INSTRUCTIONS TO FOLLOW: Can you copy the passage of the CNL library description from "Its main roles" to "for more details." word for word?

SELECTED TEXT:
>>

CNL is a numerics library written in C++
which aims to do for int what the STL does for arrays.
Its main roles are to help:
- approximate real numbers using fixed-point arithmetic;
- detect and prevent overflow and
- increase precision through alternative rounding modes.
A compositional design promotes seamless interoperability between numeric types. And by providing the thinnest wrappers over the widest range of numeric types, CNL aims to assist the development of:
- large-scale simulations including video games and scientific models;
- resource-constrained applications on embedded and mobile devices and
- math-intensive operations on specialized hardware such as GPUs and FPGAs.
The library's APIs are developed in colaboration with standardization bodies such as The C++ Standards Committee and members of The Khronos Group Inc. and it serves as a reference implementation for sections of the C++ Numbers Technical Specification. Please read proposals, P0037 and P0554 for more details.

<<

[Extracted rows]
>>

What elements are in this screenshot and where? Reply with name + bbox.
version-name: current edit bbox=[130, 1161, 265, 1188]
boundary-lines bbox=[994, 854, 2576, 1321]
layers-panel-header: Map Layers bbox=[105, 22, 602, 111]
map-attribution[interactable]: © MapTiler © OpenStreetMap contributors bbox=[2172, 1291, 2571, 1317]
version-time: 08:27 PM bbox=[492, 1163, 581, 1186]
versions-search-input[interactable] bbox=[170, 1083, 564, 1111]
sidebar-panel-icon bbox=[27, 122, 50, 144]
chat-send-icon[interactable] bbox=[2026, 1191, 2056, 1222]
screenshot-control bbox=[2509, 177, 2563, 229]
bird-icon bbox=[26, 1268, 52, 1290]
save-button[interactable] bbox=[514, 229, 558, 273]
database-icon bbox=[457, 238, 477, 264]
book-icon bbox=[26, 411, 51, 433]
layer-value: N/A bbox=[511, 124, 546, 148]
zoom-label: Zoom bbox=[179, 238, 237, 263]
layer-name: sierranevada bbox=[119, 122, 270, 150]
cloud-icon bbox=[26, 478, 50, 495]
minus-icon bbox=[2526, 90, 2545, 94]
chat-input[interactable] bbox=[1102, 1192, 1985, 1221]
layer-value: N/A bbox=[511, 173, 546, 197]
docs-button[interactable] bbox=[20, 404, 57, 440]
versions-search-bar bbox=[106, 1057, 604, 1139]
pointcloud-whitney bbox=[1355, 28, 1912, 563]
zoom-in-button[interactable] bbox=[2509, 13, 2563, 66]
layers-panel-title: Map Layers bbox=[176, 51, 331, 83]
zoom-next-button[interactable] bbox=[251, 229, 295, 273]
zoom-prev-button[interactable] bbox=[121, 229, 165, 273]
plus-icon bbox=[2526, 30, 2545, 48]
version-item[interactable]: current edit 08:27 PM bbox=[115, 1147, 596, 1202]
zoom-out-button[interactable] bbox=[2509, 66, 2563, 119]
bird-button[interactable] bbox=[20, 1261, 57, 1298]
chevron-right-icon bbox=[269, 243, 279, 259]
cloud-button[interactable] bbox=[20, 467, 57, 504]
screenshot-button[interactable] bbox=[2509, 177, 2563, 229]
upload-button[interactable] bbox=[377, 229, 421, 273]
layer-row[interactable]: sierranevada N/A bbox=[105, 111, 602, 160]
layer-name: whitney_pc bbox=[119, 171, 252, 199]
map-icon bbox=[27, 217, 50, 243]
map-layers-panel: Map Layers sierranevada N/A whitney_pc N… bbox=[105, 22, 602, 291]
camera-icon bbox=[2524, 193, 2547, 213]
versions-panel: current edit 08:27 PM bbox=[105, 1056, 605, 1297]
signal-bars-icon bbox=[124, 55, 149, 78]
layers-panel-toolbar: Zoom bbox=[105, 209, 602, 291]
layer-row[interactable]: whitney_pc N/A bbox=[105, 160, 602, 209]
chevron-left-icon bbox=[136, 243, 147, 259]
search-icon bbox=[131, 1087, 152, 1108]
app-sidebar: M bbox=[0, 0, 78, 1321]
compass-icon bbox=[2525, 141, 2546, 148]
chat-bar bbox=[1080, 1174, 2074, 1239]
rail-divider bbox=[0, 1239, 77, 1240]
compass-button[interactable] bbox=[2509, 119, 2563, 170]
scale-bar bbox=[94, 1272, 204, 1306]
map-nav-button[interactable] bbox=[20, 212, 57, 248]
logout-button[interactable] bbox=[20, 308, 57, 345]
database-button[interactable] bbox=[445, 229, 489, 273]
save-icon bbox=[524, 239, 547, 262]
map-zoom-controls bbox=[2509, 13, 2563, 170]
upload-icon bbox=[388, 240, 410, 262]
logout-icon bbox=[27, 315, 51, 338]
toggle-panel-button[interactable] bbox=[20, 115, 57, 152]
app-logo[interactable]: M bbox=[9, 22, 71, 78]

<<

EXERCISE ANSWER:
Its main roles are to help:
- approximate real numbers using fixed-point arithmetic;
- detect and prevent overflow and
- increase precision through alternative rounding modes.
A compositional design promotes seamless interoperability between numeric types. And by providing the thinnest wrappers over the widest range of numeric types, CNL aims to assist the development of:
- large-scale simulations including video games and scientific models;
- resource-constrained applications on embedded and mobile devices and
- math-intensive operations on specialized hardware such as GPUs and FPGAs.
The library's APIs are developed in colaboration with standardization bodies such as The C++ Standards Committee and members of The Khronos Group Inc. and it serves as a reference implementation for sections of the C++ Numbers Technical Specification. Please read proposals, P0037 and P0554 for more details.